#### [INFORMATION SUPPLIED]

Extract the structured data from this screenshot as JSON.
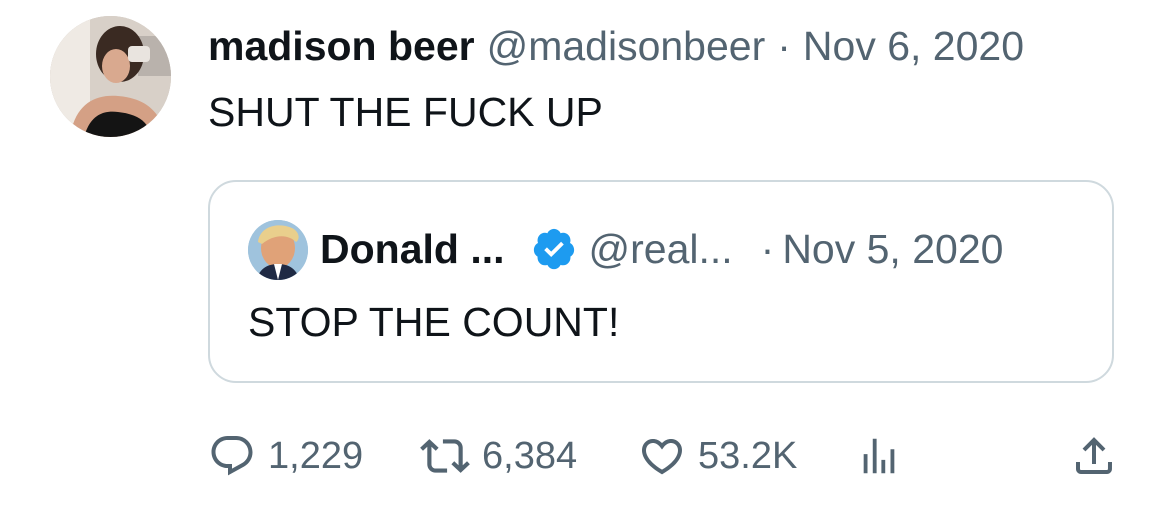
{
  "tweet": {
    "author": {
      "display_name": "madison beer",
      "handle": "@madisonbeer"
    },
    "separator": "·",
    "date": "Nov 6, 2020",
    "text": "SHUT THE FUCK UP"
  },
  "quoted_tweet": {
    "author": {
      "display_name": "Donald ...",
      "handle": "@real...",
      "verified": true,
      "verified_icon": "verified-badge-icon"
    },
    "separator": "·",
    "date": "Nov 5, 2020",
    "text": "STOP THE COUNT!"
  },
  "actions": {
    "reply": {
      "icon": "reply-icon",
      "count": "1,229"
    },
    "retweet": {
      "icon": "retweet-icon",
      "count": "6,384"
    },
    "like": {
      "icon": "heart-icon",
      "count": "53.2K"
    },
    "views": {
      "icon": "analytics-icon"
    },
    "share": {
      "icon": "share-icon"
    }
  },
  "colors": {
    "text_primary": "#0f1419",
    "text_secondary": "#536471",
    "border": "#cfd9de",
    "verified_blue": "#1d9bf0"
  }
}
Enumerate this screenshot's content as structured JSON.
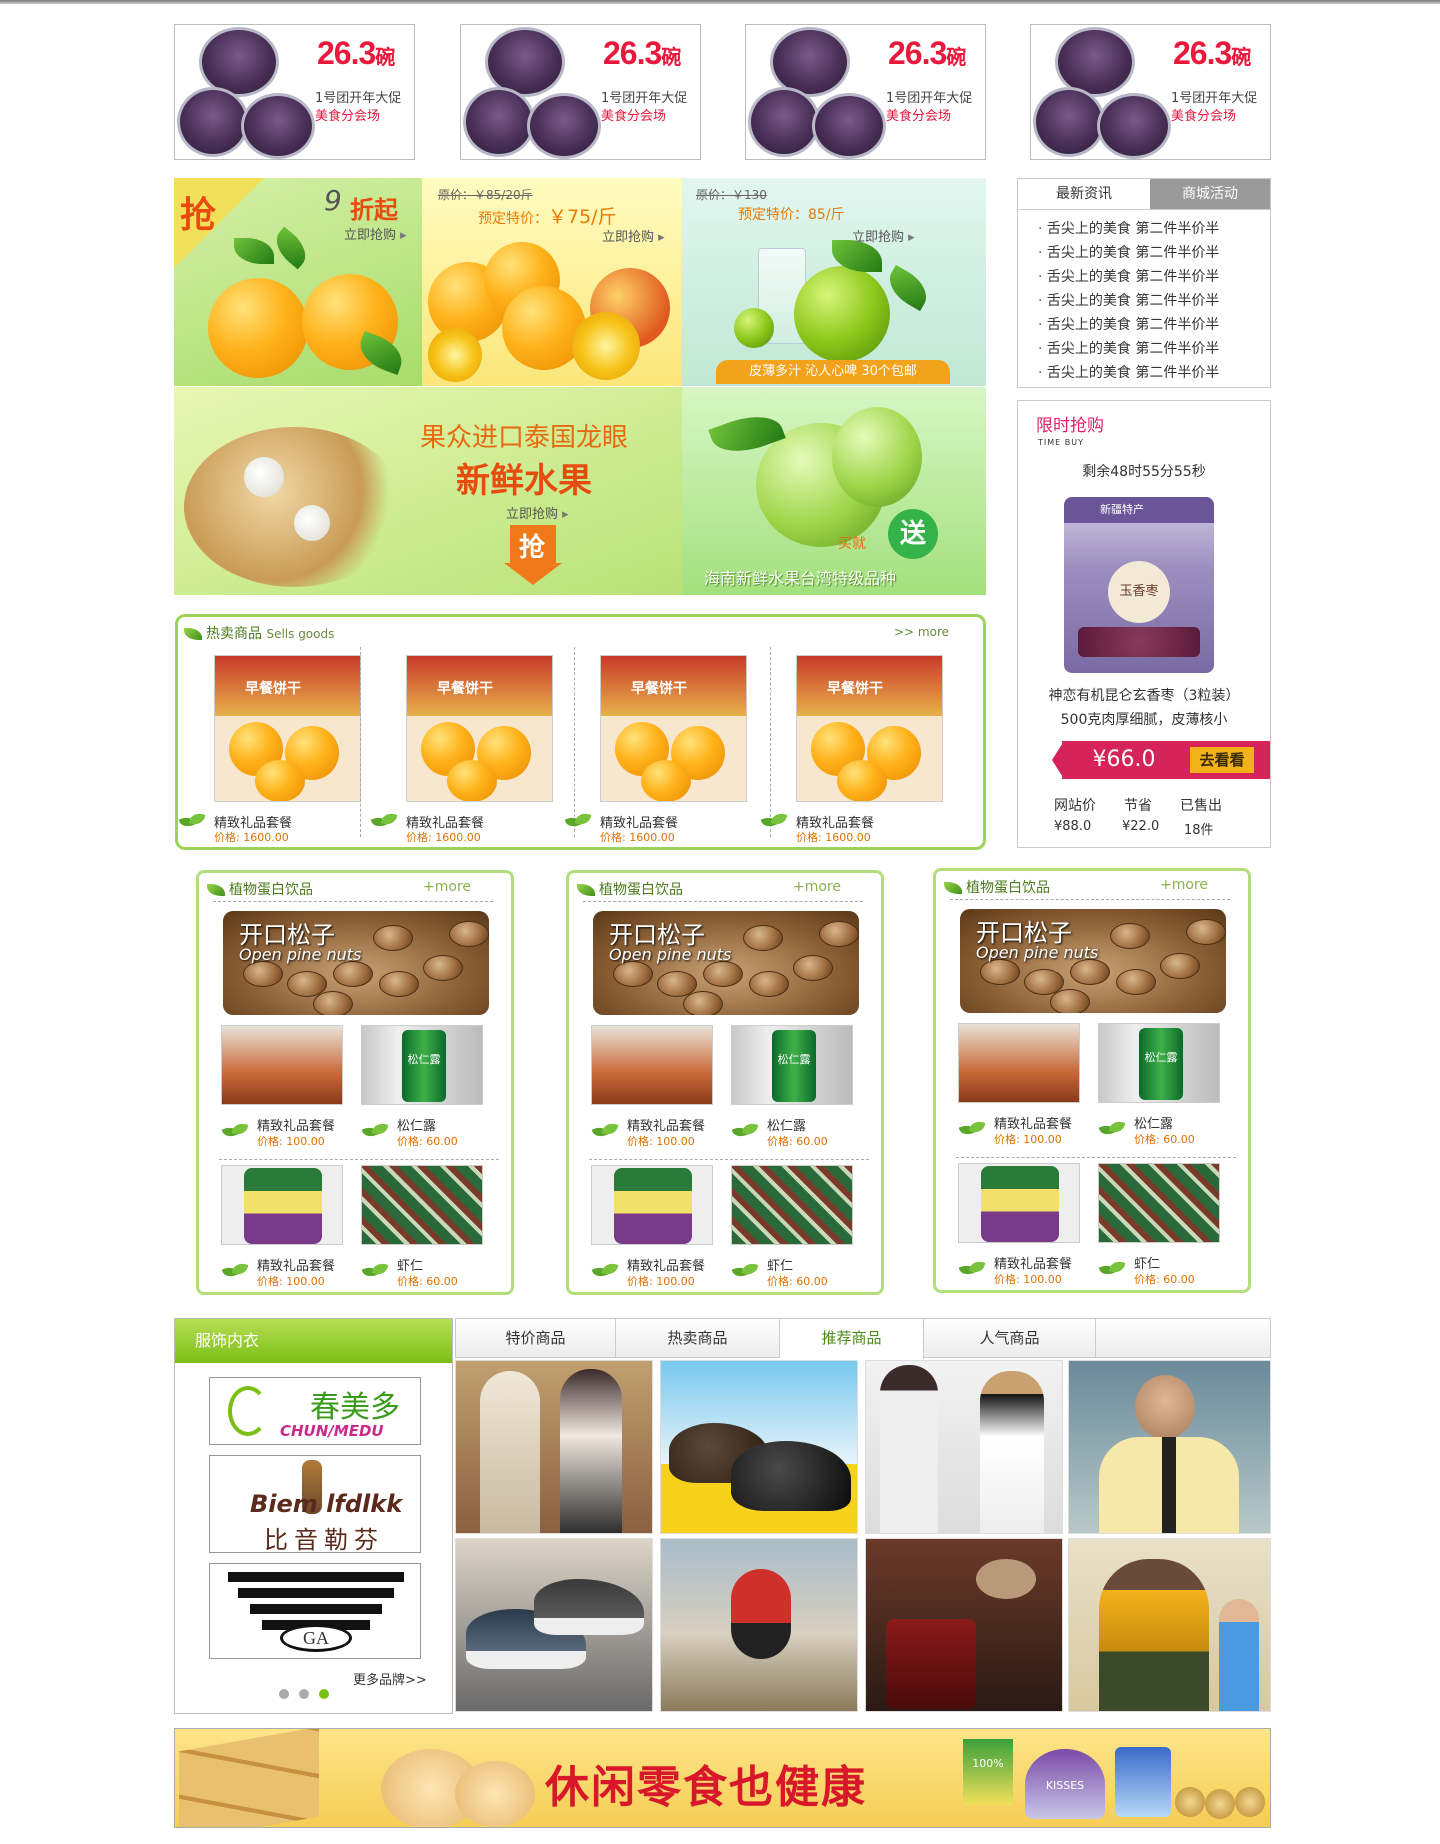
{
  "promos": [
    {
      "price": "26.3",
      "unit": "碗",
      "line1": "1号团开年大促",
      "line2": "美食分会场"
    },
    {
      "price": "26.3",
      "unit": "碗",
      "line1": "1号团开年大促",
      "line2": "美食分会场"
    },
    {
      "price": "26.3",
      "unit": "碗",
      "line1": "1号团开年大促",
      "line2": "美食分会场"
    },
    {
      "price": "26.3",
      "unit": "碗",
      "line1": "1号团开年大促",
      "line2": "美食分会场"
    }
  ],
  "fruit": {
    "tile1": {
      "grab": "抢",
      "discount_num": "9",
      "discount_text": "折起",
      "buy": "立即抢购"
    },
    "tile2": {
      "orig": "原价：￥85/20斤",
      "special_label": "预定特价：",
      "special_price": "￥75/斤",
      "buy": "立即抢购"
    },
    "tile3": {
      "orig": "原价：￥130",
      "special": "预定特价：85/斤",
      "buy": "立即抢购",
      "footer": "皮薄多汁 沁人心啤 30个包邮"
    },
    "tile4": {
      "title": "果众进口泰国龙眼",
      "subtitle": "新鲜水果",
      "buy": "立即抢购",
      "grab": "抢"
    },
    "tile5": {
      "buy_label": "买就",
      "gift": "送",
      "caption": "海南新鲜水果台湾特级品种"
    }
  },
  "news": {
    "tabs": [
      "最新资讯",
      "商城活动"
    ],
    "items": [
      "舌尖上的美食  第二件半价半",
      "舌尖上的美食  第二件半价半",
      "舌尖上的美食  第二件半价半",
      "舌尖上的美食  第二件半价半",
      "舌尖上的美食  第二件半价半",
      "舌尖上的美食  第二件半价半",
      "舌尖上的美食  第二件半价半"
    ]
  },
  "timebuy": {
    "title": "限时抢购",
    "subtitle": "TIME BUY",
    "countdown": "剩余48时55分55秒",
    "bag_label": "新疆特产",
    "bag_brand": "玉香枣",
    "product_line1": "神恋有机昆仑玄香枣（3粒装）",
    "product_line2": "500克肉厚细腻，皮薄核小",
    "price": "¥66.0",
    "go_label": "去看看",
    "stats_labels": [
      "网站价",
      "节省",
      "已售出"
    ],
    "stats_values": [
      "¥88.0",
      "¥22.0",
      "18件"
    ]
  },
  "hot": {
    "title": "热卖商品",
    "title_en": "Sells goods",
    "more": ">> more",
    "biscuit_label": "早餐饼干",
    "items": [
      {
        "name": "精致礼品套餐",
        "price": "价格: 1600.00"
      },
      {
        "name": "精致礼品套餐",
        "price": "价格: 1600.00"
      },
      {
        "name": "精致礼品套餐",
        "price": "价格: 1600.00"
      },
      {
        "name": "精致礼品套餐",
        "price": "价格: 1600.00"
      }
    ]
  },
  "plant": {
    "title": "植物蛋白饮品",
    "more": "+more",
    "banner_cn": "开口松子",
    "banner_en": "Open pine nuts",
    "drink_label": "松仁露",
    "boxes": [
      {
        "items": [
          {
            "name": "精致礼品套餐",
            "price": "价格: 100.00"
          },
          {
            "name": "松仁露",
            "price": "价格: 60.00"
          },
          {
            "name": "精致礼品套餐",
            "price": "价格: 100.00"
          },
          {
            "name": "虾仁",
            "price": "价格: 60.00"
          }
        ]
      },
      {
        "items": [
          {
            "name": "精致礼品套餐",
            "price": "价格: 100.00"
          },
          {
            "name": "松仁露",
            "price": "价格: 60.00"
          },
          {
            "name": "精致礼品套餐",
            "price": "价格: 100.00"
          },
          {
            "name": "虾仁",
            "price": "价格: 60.00"
          }
        ]
      },
      {
        "items": [
          {
            "name": "精致礼品套餐",
            "price": "价格: 100.00"
          },
          {
            "name": "松仁露",
            "price": "价格: 60.00"
          },
          {
            "name": "精致礼品套餐",
            "price": "价格: 100.00"
          },
          {
            "name": "虾仁",
            "price": "价格: 60.00"
          }
        ]
      }
    ]
  },
  "clothing": {
    "title": "服饰内衣",
    "brands": [
      {
        "cn": "春美多",
        "en": "CHUN/MEDU"
      },
      {
        "en": "Biem lfdlkk",
        "cn": "比音勒芬"
      },
      {
        "en": "GA"
      }
    ],
    "more_brands": "更多品牌>>",
    "tabs": [
      "特价商品",
      "热卖商品",
      "推荐商品",
      "人气商品"
    ],
    "active_tab": 2
  },
  "snack_banner": {
    "text": "休闲零食也健康",
    "product1": "100%",
    "product2": "KISSES"
  },
  "colors": {
    "accent_green": "#7cbf14",
    "price_orange": "#e07000",
    "promo_red": "#e8193c",
    "magenta": "#e0206a"
  }
}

#### [PROBLEM]
Quote each entry above verbatim and drop the pictures.

#### [TASK ANSWER]
Extract the structured data from this screenshot as JSON.
{
  "tweet": {
    "author": {
      "display_name": "madison beer",
      "handle": "@madisonbeer"
    },
    "separator": "·",
    "date": "Nov 6, 2020",
    "text": "SHUT THE FUCK UP"
  },
  "quoted_tweet": {
    "author": {
      "display_name": "Donald ...",
      "handle": "@real...",
      "verified": true,
      "verified_icon": "verified-badge-icon"
    },
    "separator": "·",
    "date": "Nov 5, 2020",
    "text": "STOP THE COUNT!"
  },
  "actions": {
    "reply": {
      "icon": "reply-icon",
      "count": "1,229"
    },
    "retweet": {
      "icon": "retweet-icon",
      "count": "6,384"
    },
    "like": {
      "icon": "heart-icon",
      "count": "53.2K"
    },
    "views": {
      "icon": "analytics-icon"
    },
    "share": {
      "icon": "share-icon"
    }
  },
  "colors": {
    "text_primary": "#0f1419",
    "text_secondary": "#536471",
    "border": "#cfd9de",
    "verified_blue": "#1d9bf0"
  }
}
Enumerate this screenshot's content as structured JSON.
{
  "promos": [
    {
      "price": "26.3",
      "unit": "碗",
      "line1": "1号团开年大促",
      "line2": "美食分会场"
    },
    {
      "price": "26.3",
      "unit": "碗",
      "line1": "1号团开年大促",
      "line2": "美食分会场"
    },
    {
      "price": "26.3",
      "unit": "碗",
      "line1": "1号团开年大促",
      "line2": "美食分会场"
    },
    {
      "price": "26.3",
      "unit": "碗",
      "line1": "1号团开年大促",
      "line2": "美食分会场"
    }
  ],
  "fruit": {
    "tile1": {
      "grab": "抢",
      "discount_num": "9",
      "discount_text": "折起",
      "buy": "立即抢购"
    },
    "tile2": {
      "orig": "原价：￥85/20斤",
      "special_label": "预定特价：",
      "special_price": "￥75/斤",
      "buy": "立即抢购"
    },
    "tile3": {
      "orig": "原价：￥130",
      "special": "预定特价：85/斤",
      "buy": "立即抢购",
      "footer": "皮薄多汁 沁人心啤 30个包邮"
    },
    "tile4": {
      "title": "果众进口泰国龙眼",
      "subtitle": "新鲜水果",
      "buy": "立即抢购",
      "grab": "抢"
    },
    "tile5": {
      "buy_label": "买就",
      "gift": "送",
      "caption": "海南新鲜水果台湾特级品种"
    }
  },
  "news": {
    "tabs": [
      "最新资讯",
      "商城活动"
    ],
    "items": [
      "舌尖上的美食  第二件半价半",
      "舌尖上的美食  第二件半价半",
      "舌尖上的美食  第二件半价半",
      "舌尖上的美食  第二件半价半",
      "舌尖上的美食  第二件半价半",
      "舌尖上的美食  第二件半价半",
      "舌尖上的美食  第二件半价半"
    ]
  },
  "timebuy": {
    "title": "限时抢购",
    "subtitle": "TIME BUY",
    "countdown": "剩余48时55分55秒",
    "bag_label": "新疆特产",
    "bag_brand": "玉香枣",
    "product_line1": "神恋有机昆仑玄香枣（3粒装）",
    "product_line2": "500克肉厚细腻，皮薄核小",
    "price": "¥66.0",
    "go_label": "去看看",
    "stats_labels": [
      "网站价",
      "节省",
      "已售出"
    ],
    "stats_values": [
      "¥88.0",
      "¥22.0",
      "18件"
    ]
  },
  "hot": {
    "title": "热卖商品",
    "title_en": "Sells goods",
    "more": ">> more",
    "biscuit_label": "早餐饼干",
    "items": [
      {
        "name": "精致礼品套餐",
        "price": "价格: 1600.00"
      },
      {
        "name": "精致礼品套餐",
        "price": "价格: 1600.00"
      },
      {
        "name": "精致礼品套餐",
        "price": "价格: 1600.00"
      },
      {
        "name": "精致礼品套餐",
        "price": "价格: 1600.00"
      }
    ]
  },
  "plant": {
    "title": "植物蛋白饮品",
    "more": "+more",
    "banner_cn": "开口松子",
    "banner_en": "Open pine nuts",
    "drink_label": "松仁露",
    "boxes": [
      {
        "items": [
          {
            "name": "精致礼品套餐",
            "price": "价格: 100.00"
          },
          {
            "name": "松仁露",
            "price": "价格: 60.00"
          },
          {
            "name": "精致礼品套餐",
            "price": "价格: 100.00"
          },
          {
            "name": "虾仁",
            "price": "价格: 60.00"
          }
        ]
      },
      {
        "items": [
          {
            "name": "精致礼品套餐",
            "price": "价格: 100.00"
          },
          {
            "name": "松仁露",
            "price": "价格: 60.00"
          },
          {
            "name": "精致礼品套餐",
            "price": "价格: 100.00"
          },
          {
            "name": "虾仁",
            "price": "价格: 60.00"
          }
        ]
      },
      {
        "items": [
          {
            "name": "精致礼品套餐",
            "price": "价格: 100.00"
          },
          {
            "name": "松仁露",
            "price": "价格: 60.00"
          },
          {
            "name": "精致礼品套餐",
            "price": "价格: 100.00"
          },
          {
            "name": "虾仁",
            "price": "价格: 60.00"
          }
        ]
      }
    ]
  },
  "clothing": {
    "title": "服饰内衣",
    "brands": [
      {
        "cn": "春美多",
        "en": "CHUN/MEDU"
      },
      {
        "en": "Biem lfdlkk",
        "cn": "比音勒芬"
      },
      {
        "en": "GA"
      }
    ],
    "more_brands": "更多品牌>>",
    "tabs": [
      "特价商品",
      "热卖商品",
      "推荐商品",
      "人气商品"
    ],
    "active_tab": 2
  },
  "snack_banner": {
    "text": "休闲零食也健康",
    "product1": "100%",
    "product2": "KISSES"
  },
  "colors": {
    "accent_green": "#7cbf14",
    "price_orange": "#e07000",
    "promo_red": "#e8193c",
    "magenta": "#e0206a"
  }
}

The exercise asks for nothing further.